Lijst met opdrachten
a. Typ uit de tekst over architect Bjarne Mastenbroek het gedeelte over dat opent met de woorden "Om het landschap" en sluit met "de bebouwde omgeving.". Neem het woord voor woord over.
b. Schrijf verder aan de tekst over architect Bjarne Mastenbroek. Begin direct na de laatste zin die er staat.

Leestekst

..........

Om het landschap te redden moeten we af van het huis-met-tuin-denken en investeren in stedelijke hoogbouw. Volgens architect Bjarne Mastenbroek zijn Nederlandse architecten te snel tevreden door het internationale applaus dat ze krijgen. “Als je goed kijkt, zie je hoe onvoorstelbaar goedkoop en verre van duurzaam er wordt gebouwd.”
Bouwen en bomen gaan hand in hand

In elk interview met Bjarne Mastenbroek gaat het over bomen. De ene keer zijn het de eikenbomen in zijn geboorteplaats Nijverdal die sneuvelden toen het dorp uitbreidde. De andere keer komt de oude linde, die hij midden in de uitbreiding van het Bredero College in Amsterdam-Noord liet staan, ter sprake. Mastenbroek vindt de natuur meestal interessanter dan de bebouwde omgeving.

..........

Materiaal uit een verzameling:
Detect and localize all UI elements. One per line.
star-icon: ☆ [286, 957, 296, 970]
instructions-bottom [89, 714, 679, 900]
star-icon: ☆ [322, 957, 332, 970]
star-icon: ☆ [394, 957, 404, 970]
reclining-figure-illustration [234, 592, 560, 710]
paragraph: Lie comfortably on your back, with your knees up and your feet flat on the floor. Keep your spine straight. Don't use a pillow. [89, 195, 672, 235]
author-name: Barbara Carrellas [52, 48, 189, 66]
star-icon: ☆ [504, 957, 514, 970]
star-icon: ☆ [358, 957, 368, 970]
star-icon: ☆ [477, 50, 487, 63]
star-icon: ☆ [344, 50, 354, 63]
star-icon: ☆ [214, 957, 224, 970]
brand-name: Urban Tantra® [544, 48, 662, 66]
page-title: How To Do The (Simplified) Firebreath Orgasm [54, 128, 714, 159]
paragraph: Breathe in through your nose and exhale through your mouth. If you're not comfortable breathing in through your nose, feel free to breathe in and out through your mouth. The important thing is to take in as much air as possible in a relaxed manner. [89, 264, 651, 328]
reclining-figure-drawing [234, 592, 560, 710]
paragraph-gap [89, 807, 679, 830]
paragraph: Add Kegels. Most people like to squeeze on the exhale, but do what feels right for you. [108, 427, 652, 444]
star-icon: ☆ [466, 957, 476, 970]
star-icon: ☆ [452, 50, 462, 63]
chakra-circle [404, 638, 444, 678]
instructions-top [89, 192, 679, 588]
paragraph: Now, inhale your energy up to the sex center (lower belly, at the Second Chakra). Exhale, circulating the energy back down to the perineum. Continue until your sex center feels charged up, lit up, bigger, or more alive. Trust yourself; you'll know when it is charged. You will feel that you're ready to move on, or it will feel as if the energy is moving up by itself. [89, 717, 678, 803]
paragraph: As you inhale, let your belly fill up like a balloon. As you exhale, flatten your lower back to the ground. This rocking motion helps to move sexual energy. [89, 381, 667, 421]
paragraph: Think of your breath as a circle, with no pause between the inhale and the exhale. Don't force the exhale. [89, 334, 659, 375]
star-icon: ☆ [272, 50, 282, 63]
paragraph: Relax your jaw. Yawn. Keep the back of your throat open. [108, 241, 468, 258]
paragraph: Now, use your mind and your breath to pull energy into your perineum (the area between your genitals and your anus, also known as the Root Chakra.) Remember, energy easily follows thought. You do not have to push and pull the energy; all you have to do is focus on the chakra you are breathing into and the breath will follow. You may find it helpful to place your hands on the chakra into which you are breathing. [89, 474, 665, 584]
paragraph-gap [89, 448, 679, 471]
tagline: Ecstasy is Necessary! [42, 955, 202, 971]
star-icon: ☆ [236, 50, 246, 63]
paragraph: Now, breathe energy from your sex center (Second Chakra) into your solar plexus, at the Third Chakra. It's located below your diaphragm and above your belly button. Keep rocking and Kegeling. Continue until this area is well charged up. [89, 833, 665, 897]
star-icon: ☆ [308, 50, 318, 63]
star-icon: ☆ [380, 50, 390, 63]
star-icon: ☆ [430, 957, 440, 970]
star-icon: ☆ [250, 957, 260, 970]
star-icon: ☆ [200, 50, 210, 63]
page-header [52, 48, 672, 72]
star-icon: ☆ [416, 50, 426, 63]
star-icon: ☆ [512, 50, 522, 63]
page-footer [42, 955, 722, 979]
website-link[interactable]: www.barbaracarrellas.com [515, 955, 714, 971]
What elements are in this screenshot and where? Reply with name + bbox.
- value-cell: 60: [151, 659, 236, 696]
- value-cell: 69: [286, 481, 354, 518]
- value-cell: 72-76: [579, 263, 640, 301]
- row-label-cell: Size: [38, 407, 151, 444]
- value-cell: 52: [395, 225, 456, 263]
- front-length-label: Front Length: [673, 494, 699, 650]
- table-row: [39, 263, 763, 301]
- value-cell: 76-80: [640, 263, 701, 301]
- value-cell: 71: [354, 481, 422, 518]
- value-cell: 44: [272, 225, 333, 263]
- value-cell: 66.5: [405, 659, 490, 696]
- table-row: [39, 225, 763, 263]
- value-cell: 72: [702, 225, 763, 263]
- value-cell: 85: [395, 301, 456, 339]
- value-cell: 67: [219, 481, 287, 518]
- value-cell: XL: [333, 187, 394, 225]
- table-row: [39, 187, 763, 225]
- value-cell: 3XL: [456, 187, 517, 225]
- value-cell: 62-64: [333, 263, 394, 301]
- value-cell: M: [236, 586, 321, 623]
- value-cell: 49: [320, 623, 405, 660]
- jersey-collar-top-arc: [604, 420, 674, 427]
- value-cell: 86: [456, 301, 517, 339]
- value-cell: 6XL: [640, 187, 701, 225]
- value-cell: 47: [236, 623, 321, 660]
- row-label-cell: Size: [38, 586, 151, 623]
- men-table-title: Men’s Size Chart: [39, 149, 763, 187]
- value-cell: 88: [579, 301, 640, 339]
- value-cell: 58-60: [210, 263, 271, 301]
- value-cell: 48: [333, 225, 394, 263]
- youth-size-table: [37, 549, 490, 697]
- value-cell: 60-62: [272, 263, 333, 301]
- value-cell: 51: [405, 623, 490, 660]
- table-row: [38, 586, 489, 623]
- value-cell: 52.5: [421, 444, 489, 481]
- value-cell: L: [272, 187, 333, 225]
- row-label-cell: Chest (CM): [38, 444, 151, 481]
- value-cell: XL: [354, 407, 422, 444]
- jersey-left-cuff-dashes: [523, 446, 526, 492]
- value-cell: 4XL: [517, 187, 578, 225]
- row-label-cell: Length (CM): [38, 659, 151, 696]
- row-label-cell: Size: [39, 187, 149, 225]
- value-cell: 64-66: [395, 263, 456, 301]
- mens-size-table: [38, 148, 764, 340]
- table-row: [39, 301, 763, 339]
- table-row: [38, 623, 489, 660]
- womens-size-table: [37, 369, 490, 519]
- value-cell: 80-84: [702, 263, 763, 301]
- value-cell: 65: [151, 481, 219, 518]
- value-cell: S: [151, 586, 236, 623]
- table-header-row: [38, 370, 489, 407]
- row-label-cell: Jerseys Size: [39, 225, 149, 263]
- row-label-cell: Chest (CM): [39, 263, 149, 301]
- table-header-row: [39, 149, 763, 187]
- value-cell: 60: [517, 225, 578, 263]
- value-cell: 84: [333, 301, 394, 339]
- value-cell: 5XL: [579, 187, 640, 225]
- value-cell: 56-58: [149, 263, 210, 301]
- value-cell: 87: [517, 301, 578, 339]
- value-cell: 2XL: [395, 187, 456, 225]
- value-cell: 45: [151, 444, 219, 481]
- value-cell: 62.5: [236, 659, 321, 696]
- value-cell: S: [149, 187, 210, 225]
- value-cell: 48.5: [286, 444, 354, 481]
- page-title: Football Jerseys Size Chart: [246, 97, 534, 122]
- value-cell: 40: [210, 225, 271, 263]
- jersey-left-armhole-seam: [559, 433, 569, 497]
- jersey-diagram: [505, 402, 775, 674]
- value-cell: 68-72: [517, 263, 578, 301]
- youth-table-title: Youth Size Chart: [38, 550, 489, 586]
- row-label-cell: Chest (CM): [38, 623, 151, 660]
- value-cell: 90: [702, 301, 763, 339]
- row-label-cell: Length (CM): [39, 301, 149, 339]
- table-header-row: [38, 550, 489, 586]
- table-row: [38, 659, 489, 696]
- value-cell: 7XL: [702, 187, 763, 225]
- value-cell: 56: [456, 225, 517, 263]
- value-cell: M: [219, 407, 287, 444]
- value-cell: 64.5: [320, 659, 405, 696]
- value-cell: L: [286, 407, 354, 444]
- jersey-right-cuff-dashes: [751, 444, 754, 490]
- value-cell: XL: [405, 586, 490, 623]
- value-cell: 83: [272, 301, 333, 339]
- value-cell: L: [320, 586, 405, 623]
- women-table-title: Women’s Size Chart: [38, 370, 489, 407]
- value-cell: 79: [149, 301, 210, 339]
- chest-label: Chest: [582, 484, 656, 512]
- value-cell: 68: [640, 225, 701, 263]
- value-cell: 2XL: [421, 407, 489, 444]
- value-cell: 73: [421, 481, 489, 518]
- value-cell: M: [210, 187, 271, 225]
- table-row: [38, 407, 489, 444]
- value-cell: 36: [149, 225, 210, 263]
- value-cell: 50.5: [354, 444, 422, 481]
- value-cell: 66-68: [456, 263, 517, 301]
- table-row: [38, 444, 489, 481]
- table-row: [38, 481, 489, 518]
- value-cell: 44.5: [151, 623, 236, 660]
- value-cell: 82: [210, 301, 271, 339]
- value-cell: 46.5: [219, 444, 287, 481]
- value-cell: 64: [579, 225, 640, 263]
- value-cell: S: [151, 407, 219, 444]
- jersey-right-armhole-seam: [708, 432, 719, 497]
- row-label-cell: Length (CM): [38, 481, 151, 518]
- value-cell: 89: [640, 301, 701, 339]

..........

Resultaten per opdracht
a.
Om het landschap te redden moeten we af van het huis-met-tuin-denken en investeren in stedelijke hoogbouw. Volgens architect Bjarne Mastenbroek zijn Nederlandse architecten te snel tevreden door het internationale applaus dat ze krijgen. “Als je goed kijkt, zie je hoe onvoorstelbaar goedkoop en verre van duurzaam er wordt gebouwd.”
Bouwen en bomen gaan hand in hand

In elk interview met Bjarne Mastenbroek gaat het over bomen. De ene keer zijn het de eikenbomen in zijn geboorteplaats Nijverdal die sneuvelden toen het dorp uitbreidde. De andere keer komt de oude linde, die hij midden in de uitbreiding van het Bredero College in Amsterdam-Noord liet staan, ter sprake. Mastenbroek vindt de natuur meestal interessanter dan de bebouwde omgeving.

b.
Dat heeft hem er echter niet van weerhouden architect te worden. Na zijn studie aan de TU Delft werkt hij vanaf 1988 als freelance architect bij Mecanoo in Delft en voor Yago Conde en Enric Miralles in Barcelona. Vlak voor het winnen van de Europan II competitie in 1991 richt hij samen met Dick van Gameren het bureau van Gameren – Mastenbroek Architecten op. Drie jaar later sluiten zij zich aan bij De Architectengroep. Ze denken binnen dit gerenommeerde architectenbureau eerder aan interessante grote opdrachten toe te komen dan in een zelfstandige praktijk.In die periode maakt Mastenbroek naam met het ontwerp voor de dubbele villa KBWW in Utrecht, in samenwerking met MVRDV. De twee woningen zijn ondergebracht in een groot rechthoekig volume en hebben elk vier lagen. Ze zijn van elkaar gescheiden door een meanderende tussenwand/vloer waardoor beide woningen optimaal profiteren van het uitzicht. Spraakmakend uit zijn tijd bij de Architectengroep is ook het ontwerp voor de Nederlandse ambassade in Addis Abeba, Ethiopië (1998-2005), waarbij de vijf individuele gebouwen opgaan in het bestaande landschap.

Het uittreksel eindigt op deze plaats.